- Given problem
Output each entry below as it stands, leaving out every picture.

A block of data
____

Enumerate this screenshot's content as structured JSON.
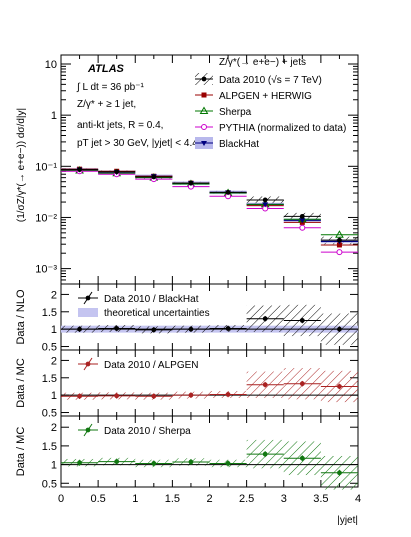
{
  "chart_data": [
    {
      "type": "scatter",
      "panel": "main",
      "ylabel": "(1/σZ/γ*(→ e+e−)) dσ/d|y|",
      "ylog": true,
      "ylim": [
        0.0005,
        15
      ],
      "yticks": [
        {
          "v": 0.001,
          "label": "10⁻³"
        },
        {
          "v": 0.01,
          "label": "10⁻²"
        },
        {
          "v": 0.1,
          "label": "10⁻¹"
        },
        {
          "v": 1,
          "label": "1"
        },
        {
          "v": 10,
          "label": "10"
        }
      ],
      "x_edges": [
        0,
        0.5,
        1,
        1.5,
        2,
        2.5,
        3,
        3.5,
        4
      ],
      "atlas_label": "ATLAS",
      "lumi_label": "∫ L dt = 36 pb⁻¹",
      "annotations": [
        "Z/γ* + ≥ 1 jet,",
        "anti-kt jets, R = 0.4,",
        "pT jet > 30 GeV, |yjet| < 4.4"
      ],
      "legend_title": "Z/γ*(→ e+e−) + jets",
      "series": [
        {
          "name": "Data 2010 (√s = 7 TeV)",
          "values": [
            0.086,
            0.078,
            0.062,
            0.047,
            0.031,
            0.022,
            0.0105,
            0.0036
          ],
          "color": "#000000"
        },
        {
          "name": "ALPGEN + HERWIG",
          "values": [
            0.088,
            0.08,
            0.064,
            0.047,
            0.03,
            0.017,
            0.008,
            0.0029
          ],
          "color": "#990000"
        },
        {
          "name": "Sherpa",
          "values": [
            0.083,
            0.073,
            0.06,
            0.045,
            0.03,
            0.018,
            0.0092,
            0.0046
          ],
          "color": "#007700"
        },
        {
          "name": "PYTHIA (normalized to data)",
          "values": [
            0.08,
            0.07,
            0.056,
            0.04,
            0.026,
            0.015,
            0.0063,
            0.0021
          ],
          "color": "#cc00cc"
        },
        {
          "name": "BlackHat",
          "values": [
            0.086,
            0.077,
            0.064,
            0.047,
            0.031,
            0.018,
            0.0088,
            0.0034
          ],
          "color": "#000080"
        }
      ]
    },
    {
      "type": "scatter",
      "panel": "ratio-nlo",
      "ylabel": "Data / NLO",
      "ylim": [
        0.4,
        2.3
      ],
      "yticks": [
        0.5,
        1,
        1.5,
        2
      ],
      "legend": [
        "Data 2010 / BlackHat",
        "theoretical uncertainties"
      ],
      "x": [
        0.25,
        0.75,
        1.25,
        1.75,
        2.25,
        2.75,
        3.25,
        3.75
      ],
      "values": [
        1.0,
        1.02,
        0.98,
        1.0,
        1.02,
        1.3,
        1.25,
        1.0
      ]
    },
    {
      "type": "scatter",
      "panel": "ratio-alpgen",
      "ylabel": "Data / MC",
      "ylim": [
        0.4,
        2.3
      ],
      "yticks": [
        0.5,
        1,
        1.5,
        2
      ],
      "legend": [
        "Data 2010 / ALPGEN"
      ],
      "x": [
        0.25,
        0.75,
        1.25,
        1.75,
        2.25,
        2.75,
        3.25,
        3.75
      ],
      "values": [
        0.97,
        0.98,
        0.97,
        1.0,
        1.02,
        1.3,
        1.33,
        1.25
      ]
    },
    {
      "type": "scatter",
      "panel": "ratio-sherpa",
      "ylabel": "Data / MC",
      "ylim": [
        0.4,
        2.3
      ],
      "yticks": [
        0.5,
        1,
        1.5,
        2
      ],
      "legend": [
        "Data 2010 / Sherpa"
      ],
      "x": [
        0.25,
        0.75,
        1.25,
        1.75,
        2.25,
        2.75,
        3.25,
        3.75
      ],
      "values": [
        1.05,
        1.08,
        1.03,
        1.07,
        1.03,
        1.28,
        1.17,
        0.78
      ]
    }
  ],
  "xaxis": {
    "label": "|yjet|",
    "ticks": [
      "0",
      "0.5",
      "1",
      "1.5",
      "2",
      "2.5",
      "3",
      "3.5",
      "4"
    ]
  }
}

____

- Completed task
Enumerate this screenshot's content as structured JSON.
{
  "chart_data": [
    {
      "type": "scatter",
      "panel": "main",
      "ylabel": "(1/σZ/γ*(→ e+e−)) dσ/d|y|",
      "ylog": true,
      "ylim": [
        0.0005,
        15
      ],
      "yticks": [
        {
          "v": 0.001,
          "label": "10⁻³"
        },
        {
          "v": 0.01,
          "label": "10⁻²"
        },
        {
          "v": 0.1,
          "label": "10⁻¹"
        },
        {
          "v": 1,
          "label": "1"
        },
        {
          "v": 10,
          "label": "10"
        }
      ],
      "x_edges": [
        0,
        0.5,
        1,
        1.5,
        2,
        2.5,
        3,
        3.5,
        4
      ],
      "atlas_label": "ATLAS",
      "lumi_label": "∫ L dt = 36 pb⁻¹",
      "annotations": [
        "Z/γ* + ≥ 1 jet,",
        "anti-kt jets, R = 0.4,",
        "pT jet > 30 GeV, |yjet| < 4.4"
      ],
      "legend_title": "Z/γ*(→ e+e−) + jets",
      "series": [
        {
          "name": "Data 2010 (√s = 7 TeV)",
          "values": [
            0.086,
            0.078,
            0.062,
            0.047,
            0.031,
            0.022,
            0.0105,
            0.0036
          ],
          "color": "#000000"
        },
        {
          "name": "ALPGEN + HERWIG",
          "values": [
            0.088,
            0.08,
            0.064,
            0.047,
            0.03,
            0.017,
            0.008,
            0.0029
          ],
          "color": "#990000"
        },
        {
          "name": "Sherpa",
          "values": [
            0.083,
            0.073,
            0.06,
            0.045,
            0.03,
            0.018,
            0.0092,
            0.0046
          ],
          "color": "#007700"
        },
        {
          "name": "PYTHIA (normalized to data)",
          "values": [
            0.08,
            0.07,
            0.056,
            0.04,
            0.026,
            0.015,
            0.0063,
            0.0021
          ],
          "color": "#cc00cc"
        },
        {
          "name": "BlackHat",
          "values": [
            0.086,
            0.077,
            0.064,
            0.047,
            0.031,
            0.018,
            0.0088,
            0.0034
          ],
          "color": "#000080"
        }
      ]
    },
    {
      "type": "scatter",
      "panel": "ratio-nlo",
      "ylabel": "Data / NLO",
      "ylim": [
        0.4,
        2.3
      ],
      "yticks": [
        0.5,
        1,
        1.5,
        2
      ],
      "legend": [
        "Data 2010 / BlackHat",
        "theoretical uncertainties"
      ],
      "x": [
        0.25,
        0.75,
        1.25,
        1.75,
        2.25,
        2.75,
        3.25,
        3.75
      ],
      "values": [
        1.0,
        1.02,
        0.98,
        1.0,
        1.02,
        1.3,
        1.25,
        1.0
      ]
    },
    {
      "type": "scatter",
      "panel": "ratio-alpgen",
      "ylabel": "Data / MC",
      "ylim": [
        0.4,
        2.3
      ],
      "yticks": [
        0.5,
        1,
        1.5,
        2
      ],
      "legend": [
        "Data 2010 / ALPGEN"
      ],
      "x": [
        0.25,
        0.75,
        1.25,
        1.75,
        2.25,
        2.75,
        3.25,
        3.75
      ],
      "values": [
        0.97,
        0.98,
        0.97,
        1.0,
        1.02,
        1.3,
        1.33,
        1.25
      ]
    },
    {
      "type": "scatter",
      "panel": "ratio-sherpa",
      "ylabel": "Data / MC",
      "ylim": [
        0.4,
        2.3
      ],
      "yticks": [
        0.5,
        1,
        1.5,
        2
      ],
      "legend": [
        "Data 2010 / Sherpa"
      ],
      "x": [
        0.25,
        0.75,
        1.25,
        1.75,
        2.25,
        2.75,
        3.25,
        3.75
      ],
      "values": [
        1.05,
        1.08,
        1.03,
        1.07,
        1.03,
        1.28,
        1.17,
        0.78
      ]
    }
  ],
  "xaxis": {
    "label": "|yjet|",
    "ticks": [
      "0",
      "0.5",
      "1",
      "1.5",
      "2",
      "2.5",
      "3",
      "3.5",
      "4"
    ]
  }
}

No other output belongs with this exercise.